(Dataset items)
============================================================

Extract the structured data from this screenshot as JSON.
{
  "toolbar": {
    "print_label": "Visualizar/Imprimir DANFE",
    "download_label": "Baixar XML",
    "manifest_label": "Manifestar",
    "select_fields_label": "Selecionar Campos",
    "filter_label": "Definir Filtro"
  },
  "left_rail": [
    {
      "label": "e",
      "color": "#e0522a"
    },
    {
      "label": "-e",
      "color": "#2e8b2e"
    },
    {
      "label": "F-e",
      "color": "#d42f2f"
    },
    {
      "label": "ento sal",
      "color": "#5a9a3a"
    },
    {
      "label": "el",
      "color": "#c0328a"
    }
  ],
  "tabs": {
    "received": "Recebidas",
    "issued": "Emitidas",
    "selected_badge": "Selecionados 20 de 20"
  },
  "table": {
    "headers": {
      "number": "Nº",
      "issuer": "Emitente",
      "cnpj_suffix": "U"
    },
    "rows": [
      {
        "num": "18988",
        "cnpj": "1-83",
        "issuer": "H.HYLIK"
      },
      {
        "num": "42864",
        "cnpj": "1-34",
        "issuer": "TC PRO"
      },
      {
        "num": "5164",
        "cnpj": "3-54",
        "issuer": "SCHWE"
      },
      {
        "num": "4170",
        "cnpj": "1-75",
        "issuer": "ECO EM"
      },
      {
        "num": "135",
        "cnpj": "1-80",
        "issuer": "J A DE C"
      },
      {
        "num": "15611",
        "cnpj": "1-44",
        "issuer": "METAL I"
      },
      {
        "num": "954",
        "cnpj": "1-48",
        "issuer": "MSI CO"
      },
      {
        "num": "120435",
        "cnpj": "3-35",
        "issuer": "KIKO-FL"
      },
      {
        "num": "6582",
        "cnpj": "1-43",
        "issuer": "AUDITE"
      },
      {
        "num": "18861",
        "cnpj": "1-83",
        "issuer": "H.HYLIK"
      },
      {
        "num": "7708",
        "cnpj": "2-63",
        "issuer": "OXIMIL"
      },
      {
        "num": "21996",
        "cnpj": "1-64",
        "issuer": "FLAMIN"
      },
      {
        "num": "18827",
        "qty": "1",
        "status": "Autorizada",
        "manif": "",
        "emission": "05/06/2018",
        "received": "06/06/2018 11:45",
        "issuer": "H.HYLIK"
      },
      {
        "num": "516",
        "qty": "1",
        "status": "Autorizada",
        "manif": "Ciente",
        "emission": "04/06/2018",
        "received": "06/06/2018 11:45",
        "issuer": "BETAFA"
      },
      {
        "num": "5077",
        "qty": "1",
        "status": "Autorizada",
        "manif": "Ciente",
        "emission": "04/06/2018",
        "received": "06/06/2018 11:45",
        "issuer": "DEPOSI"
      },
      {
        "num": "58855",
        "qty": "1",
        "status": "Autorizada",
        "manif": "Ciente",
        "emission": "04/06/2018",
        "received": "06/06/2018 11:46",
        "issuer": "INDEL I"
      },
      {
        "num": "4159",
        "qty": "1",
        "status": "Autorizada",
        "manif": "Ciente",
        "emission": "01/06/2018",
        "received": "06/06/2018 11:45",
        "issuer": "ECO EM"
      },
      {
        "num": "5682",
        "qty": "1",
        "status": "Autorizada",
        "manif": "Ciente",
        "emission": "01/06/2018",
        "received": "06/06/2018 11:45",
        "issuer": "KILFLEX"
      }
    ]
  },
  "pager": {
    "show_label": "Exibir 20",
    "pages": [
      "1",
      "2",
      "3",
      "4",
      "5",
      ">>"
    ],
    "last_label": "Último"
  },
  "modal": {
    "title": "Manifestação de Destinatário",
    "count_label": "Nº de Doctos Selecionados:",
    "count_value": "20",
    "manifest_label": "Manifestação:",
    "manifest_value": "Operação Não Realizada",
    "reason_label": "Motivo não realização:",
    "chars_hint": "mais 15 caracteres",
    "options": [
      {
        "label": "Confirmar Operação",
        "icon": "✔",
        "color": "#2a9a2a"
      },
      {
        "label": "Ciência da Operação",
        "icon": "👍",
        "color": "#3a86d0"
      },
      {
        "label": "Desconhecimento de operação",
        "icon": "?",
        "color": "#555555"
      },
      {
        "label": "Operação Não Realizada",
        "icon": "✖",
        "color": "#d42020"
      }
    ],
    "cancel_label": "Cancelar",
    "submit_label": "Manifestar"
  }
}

============================================================

● **YOUR INSTRUCTIONS**
Search the listing for the word "Manifestar" and return each line that holds it.

● **ANSWER TO THIS EXERCISE**
    "manifest_label": "Manifestar",
    "submit_label": "Manifestar"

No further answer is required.